[Excerpts from a figure dataset]
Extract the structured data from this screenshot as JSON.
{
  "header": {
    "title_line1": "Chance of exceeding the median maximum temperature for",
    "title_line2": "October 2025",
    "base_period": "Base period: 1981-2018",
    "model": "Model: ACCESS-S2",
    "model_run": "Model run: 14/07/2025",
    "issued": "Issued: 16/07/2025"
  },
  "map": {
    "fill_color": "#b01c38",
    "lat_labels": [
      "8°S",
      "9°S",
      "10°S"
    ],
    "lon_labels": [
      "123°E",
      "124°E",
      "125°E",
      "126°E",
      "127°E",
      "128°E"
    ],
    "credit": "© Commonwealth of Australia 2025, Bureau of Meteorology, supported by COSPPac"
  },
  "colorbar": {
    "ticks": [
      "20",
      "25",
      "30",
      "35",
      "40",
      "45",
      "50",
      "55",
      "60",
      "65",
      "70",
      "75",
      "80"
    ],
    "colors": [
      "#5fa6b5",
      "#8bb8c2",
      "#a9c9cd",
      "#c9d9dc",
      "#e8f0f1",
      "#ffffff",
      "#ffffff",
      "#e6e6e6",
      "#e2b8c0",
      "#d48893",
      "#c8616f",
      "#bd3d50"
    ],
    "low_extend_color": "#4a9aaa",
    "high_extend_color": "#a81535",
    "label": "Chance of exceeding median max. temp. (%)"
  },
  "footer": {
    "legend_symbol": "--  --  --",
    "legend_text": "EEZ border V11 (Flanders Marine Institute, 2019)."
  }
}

_Required task_
What is the number of lines above that contain the string "Chance"? Answer with the number alone.

_Answer to the exercise_
2